Copy out all lines carrying the word "this".

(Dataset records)

***

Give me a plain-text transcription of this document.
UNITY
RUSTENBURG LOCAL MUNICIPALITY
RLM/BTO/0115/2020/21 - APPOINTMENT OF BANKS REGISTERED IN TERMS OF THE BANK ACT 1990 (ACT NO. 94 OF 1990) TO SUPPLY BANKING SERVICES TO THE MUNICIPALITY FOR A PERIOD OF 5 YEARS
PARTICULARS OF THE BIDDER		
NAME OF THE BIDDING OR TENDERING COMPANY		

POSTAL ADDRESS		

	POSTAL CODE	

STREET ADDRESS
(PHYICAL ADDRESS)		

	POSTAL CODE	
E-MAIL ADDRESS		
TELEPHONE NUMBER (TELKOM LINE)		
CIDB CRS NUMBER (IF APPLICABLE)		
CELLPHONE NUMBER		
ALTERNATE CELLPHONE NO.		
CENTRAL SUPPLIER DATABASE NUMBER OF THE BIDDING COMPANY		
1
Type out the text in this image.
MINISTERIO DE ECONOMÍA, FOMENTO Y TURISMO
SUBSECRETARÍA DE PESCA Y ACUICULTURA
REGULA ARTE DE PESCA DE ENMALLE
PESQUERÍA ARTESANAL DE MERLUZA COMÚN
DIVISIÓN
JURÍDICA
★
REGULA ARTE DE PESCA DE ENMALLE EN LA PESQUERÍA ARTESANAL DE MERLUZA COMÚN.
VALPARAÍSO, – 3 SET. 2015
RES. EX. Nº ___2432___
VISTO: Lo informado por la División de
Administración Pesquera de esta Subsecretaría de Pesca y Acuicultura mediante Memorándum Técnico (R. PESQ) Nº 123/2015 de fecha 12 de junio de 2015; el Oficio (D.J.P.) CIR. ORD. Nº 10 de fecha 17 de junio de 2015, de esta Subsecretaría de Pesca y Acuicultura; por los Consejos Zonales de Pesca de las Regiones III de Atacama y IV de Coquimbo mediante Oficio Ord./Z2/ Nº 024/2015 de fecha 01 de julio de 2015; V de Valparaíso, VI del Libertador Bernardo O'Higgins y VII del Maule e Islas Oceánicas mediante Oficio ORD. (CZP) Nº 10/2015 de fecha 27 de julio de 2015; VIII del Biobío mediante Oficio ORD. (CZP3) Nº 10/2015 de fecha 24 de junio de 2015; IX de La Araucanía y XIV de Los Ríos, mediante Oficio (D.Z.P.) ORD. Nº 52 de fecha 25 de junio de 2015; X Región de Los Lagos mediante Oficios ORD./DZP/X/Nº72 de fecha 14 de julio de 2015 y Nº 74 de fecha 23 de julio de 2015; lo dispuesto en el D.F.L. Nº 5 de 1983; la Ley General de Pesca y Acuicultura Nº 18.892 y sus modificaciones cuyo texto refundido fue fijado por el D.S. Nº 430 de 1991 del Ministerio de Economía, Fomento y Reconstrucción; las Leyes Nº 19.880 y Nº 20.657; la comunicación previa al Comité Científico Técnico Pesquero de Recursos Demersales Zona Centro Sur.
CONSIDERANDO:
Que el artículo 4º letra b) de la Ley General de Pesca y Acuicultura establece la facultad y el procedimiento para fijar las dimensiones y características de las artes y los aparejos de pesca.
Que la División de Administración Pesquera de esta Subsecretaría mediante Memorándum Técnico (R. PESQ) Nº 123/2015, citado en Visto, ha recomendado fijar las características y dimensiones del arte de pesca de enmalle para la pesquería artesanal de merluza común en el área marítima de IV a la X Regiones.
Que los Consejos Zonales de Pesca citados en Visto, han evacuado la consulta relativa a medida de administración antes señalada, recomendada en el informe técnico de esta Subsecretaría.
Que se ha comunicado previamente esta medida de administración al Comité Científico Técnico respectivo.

***

● **Complete output**
Give me a plain-text transcription of this document.
Type out the text in this image.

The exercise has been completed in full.